• _Stated goal_: State how many lines of the entries below hold the word "values"; reply with nothing but the number.
**** Extracted records ****
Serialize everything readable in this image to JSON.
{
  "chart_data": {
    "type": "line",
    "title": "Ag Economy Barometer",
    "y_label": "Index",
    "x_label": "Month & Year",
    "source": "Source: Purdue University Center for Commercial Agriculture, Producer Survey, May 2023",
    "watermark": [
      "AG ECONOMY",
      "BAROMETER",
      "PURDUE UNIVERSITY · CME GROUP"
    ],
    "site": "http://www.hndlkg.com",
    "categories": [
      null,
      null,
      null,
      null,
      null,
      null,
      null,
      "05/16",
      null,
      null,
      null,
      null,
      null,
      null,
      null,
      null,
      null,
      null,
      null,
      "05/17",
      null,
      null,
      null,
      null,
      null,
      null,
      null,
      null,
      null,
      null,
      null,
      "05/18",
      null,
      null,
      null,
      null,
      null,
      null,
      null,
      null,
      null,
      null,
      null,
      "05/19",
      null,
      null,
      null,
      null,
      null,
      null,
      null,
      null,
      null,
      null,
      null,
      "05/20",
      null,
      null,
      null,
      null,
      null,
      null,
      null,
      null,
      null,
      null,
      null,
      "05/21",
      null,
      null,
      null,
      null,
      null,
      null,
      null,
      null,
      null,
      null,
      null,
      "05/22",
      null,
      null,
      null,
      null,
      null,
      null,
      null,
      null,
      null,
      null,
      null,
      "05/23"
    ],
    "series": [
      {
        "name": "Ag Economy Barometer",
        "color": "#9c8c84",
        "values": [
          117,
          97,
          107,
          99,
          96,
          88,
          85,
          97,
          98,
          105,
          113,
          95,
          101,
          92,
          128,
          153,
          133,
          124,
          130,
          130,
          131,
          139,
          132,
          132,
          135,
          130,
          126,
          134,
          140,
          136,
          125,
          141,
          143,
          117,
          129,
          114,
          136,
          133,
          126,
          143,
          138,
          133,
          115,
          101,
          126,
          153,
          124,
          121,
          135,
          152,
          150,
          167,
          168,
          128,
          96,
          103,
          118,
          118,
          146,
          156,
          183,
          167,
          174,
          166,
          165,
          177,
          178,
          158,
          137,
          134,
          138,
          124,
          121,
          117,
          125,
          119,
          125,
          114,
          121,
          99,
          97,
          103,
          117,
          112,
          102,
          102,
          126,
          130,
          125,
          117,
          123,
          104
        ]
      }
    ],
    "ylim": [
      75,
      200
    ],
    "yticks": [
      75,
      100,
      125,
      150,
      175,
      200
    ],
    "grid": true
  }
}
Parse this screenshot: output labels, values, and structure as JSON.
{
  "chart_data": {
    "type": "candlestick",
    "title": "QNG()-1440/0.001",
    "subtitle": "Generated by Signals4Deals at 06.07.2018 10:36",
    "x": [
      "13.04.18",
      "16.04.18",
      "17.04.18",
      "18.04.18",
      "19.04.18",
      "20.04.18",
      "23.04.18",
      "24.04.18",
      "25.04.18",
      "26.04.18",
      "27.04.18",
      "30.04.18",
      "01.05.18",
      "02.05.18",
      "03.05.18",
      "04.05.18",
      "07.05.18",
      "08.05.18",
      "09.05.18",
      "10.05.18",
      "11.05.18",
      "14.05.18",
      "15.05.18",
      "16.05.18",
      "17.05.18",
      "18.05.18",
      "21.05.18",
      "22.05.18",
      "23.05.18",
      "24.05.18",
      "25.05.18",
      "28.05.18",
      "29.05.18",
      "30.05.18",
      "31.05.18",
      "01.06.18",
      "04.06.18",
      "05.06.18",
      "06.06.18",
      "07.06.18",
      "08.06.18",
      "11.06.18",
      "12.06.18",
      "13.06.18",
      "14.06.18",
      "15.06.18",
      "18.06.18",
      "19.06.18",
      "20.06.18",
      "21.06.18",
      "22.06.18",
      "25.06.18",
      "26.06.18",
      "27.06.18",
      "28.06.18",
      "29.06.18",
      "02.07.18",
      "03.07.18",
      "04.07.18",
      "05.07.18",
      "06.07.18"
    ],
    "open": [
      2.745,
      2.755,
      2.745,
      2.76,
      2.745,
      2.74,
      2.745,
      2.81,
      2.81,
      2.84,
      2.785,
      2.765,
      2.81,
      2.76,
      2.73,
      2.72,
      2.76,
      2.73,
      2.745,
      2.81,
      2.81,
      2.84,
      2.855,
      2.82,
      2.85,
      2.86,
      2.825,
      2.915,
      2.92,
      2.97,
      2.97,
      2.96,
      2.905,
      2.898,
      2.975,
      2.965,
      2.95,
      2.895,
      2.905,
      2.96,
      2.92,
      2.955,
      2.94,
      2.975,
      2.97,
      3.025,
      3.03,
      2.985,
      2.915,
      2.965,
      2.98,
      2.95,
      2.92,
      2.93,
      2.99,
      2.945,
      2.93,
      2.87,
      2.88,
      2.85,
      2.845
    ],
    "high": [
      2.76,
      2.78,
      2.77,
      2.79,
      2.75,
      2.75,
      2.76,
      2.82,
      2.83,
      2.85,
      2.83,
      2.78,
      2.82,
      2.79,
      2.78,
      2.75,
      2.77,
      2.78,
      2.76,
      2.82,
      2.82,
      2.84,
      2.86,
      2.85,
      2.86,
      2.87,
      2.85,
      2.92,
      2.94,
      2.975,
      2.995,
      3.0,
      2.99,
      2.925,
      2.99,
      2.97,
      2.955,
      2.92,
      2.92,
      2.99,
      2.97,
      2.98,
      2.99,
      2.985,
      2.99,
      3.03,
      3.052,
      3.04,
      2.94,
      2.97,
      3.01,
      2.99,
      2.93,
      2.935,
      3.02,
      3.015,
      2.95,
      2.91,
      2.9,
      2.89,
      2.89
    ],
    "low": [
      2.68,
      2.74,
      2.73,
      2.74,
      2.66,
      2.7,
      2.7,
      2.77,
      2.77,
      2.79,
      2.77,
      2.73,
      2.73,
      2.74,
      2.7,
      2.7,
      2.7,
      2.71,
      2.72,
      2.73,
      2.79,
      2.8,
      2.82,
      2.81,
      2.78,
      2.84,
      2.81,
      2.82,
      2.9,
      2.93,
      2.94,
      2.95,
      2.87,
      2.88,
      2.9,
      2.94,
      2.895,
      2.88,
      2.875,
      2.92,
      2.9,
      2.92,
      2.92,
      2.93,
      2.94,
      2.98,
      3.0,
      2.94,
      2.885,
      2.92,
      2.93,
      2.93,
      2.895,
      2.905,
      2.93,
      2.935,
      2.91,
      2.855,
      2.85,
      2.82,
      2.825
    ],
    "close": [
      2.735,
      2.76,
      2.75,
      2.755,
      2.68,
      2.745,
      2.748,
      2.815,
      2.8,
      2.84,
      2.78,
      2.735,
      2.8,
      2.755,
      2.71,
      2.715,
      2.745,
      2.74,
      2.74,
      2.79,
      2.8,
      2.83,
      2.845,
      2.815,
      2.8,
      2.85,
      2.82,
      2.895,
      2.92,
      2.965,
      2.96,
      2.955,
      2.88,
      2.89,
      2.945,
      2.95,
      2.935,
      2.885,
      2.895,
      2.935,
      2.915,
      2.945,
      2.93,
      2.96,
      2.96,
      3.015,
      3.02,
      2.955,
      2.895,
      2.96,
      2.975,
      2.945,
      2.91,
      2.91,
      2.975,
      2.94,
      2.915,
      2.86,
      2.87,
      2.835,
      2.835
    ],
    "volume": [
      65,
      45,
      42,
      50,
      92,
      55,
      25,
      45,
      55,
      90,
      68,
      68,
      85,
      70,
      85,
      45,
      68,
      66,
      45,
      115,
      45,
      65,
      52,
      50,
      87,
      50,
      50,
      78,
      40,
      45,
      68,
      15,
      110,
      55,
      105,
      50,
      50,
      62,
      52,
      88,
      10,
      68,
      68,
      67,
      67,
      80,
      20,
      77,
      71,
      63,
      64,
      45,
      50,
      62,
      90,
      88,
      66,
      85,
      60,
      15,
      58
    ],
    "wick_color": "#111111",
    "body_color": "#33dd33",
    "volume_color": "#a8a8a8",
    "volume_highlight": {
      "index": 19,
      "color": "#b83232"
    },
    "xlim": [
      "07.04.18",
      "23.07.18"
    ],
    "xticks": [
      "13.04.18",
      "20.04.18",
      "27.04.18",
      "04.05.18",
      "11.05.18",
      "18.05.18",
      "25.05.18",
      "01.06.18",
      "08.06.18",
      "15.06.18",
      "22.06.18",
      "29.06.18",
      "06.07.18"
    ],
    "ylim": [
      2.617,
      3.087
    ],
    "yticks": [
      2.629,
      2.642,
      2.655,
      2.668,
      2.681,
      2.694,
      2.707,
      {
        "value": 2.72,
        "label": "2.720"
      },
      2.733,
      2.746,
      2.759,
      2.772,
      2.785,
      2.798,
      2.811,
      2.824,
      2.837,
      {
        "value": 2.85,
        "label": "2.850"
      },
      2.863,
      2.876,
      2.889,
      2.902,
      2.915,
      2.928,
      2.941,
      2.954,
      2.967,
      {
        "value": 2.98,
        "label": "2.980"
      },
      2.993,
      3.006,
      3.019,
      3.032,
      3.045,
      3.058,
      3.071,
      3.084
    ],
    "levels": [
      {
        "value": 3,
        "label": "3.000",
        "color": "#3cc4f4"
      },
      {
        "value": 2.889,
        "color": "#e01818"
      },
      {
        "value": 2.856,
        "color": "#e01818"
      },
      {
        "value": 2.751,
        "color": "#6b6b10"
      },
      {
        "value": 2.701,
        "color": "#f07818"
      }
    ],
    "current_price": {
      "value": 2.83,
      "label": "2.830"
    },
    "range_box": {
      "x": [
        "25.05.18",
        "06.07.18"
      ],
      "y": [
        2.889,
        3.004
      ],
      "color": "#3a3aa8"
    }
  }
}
****
• _Worked solution_: 2